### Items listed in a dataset
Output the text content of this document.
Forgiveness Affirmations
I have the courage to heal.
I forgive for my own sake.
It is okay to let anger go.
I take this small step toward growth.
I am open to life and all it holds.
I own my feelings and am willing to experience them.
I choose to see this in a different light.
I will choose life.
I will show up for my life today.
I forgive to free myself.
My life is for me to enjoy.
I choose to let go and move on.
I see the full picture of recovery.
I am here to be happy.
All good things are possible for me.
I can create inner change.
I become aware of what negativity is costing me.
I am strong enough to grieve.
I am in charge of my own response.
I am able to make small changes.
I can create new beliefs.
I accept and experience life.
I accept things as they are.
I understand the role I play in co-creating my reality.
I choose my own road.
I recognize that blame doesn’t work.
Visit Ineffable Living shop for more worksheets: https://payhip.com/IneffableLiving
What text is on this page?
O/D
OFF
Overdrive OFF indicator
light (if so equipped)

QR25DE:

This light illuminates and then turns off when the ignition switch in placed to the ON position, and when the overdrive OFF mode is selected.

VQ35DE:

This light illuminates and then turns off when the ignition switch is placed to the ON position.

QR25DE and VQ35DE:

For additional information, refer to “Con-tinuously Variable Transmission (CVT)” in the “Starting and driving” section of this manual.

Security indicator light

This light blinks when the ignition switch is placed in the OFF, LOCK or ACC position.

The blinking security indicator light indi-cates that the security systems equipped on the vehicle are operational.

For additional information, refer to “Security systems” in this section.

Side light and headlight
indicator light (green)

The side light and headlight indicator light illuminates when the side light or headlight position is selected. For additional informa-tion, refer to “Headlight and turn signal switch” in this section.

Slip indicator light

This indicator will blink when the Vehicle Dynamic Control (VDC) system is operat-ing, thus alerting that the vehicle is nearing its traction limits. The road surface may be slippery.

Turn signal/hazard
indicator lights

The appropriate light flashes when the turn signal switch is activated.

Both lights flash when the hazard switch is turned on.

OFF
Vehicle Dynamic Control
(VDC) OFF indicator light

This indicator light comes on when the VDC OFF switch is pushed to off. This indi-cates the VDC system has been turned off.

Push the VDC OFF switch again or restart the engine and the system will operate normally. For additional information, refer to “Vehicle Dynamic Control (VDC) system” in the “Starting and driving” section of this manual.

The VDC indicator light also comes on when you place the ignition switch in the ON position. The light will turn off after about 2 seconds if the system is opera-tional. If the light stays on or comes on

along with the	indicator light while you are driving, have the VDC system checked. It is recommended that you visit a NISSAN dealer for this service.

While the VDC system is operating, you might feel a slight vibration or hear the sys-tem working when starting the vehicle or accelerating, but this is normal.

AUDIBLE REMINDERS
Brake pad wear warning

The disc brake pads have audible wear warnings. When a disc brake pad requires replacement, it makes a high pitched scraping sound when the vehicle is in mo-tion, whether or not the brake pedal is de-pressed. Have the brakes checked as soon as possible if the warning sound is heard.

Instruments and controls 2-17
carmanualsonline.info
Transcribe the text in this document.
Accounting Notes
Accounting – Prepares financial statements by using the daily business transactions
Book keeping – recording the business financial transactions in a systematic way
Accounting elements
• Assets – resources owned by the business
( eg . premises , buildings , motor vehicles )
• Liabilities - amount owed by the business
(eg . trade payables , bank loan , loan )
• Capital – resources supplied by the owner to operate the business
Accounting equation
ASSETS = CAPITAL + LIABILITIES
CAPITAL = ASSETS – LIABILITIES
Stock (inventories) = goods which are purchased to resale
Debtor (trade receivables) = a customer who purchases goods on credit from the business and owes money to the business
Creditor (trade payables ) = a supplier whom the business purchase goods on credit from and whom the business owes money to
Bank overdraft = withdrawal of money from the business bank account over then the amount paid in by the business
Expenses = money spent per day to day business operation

### Task details
Look for the word "text" in every line of the listing and copy the lines that have it.

### Response
Output the text content of this document.
What text is on this page?
Transcribe the text in this document.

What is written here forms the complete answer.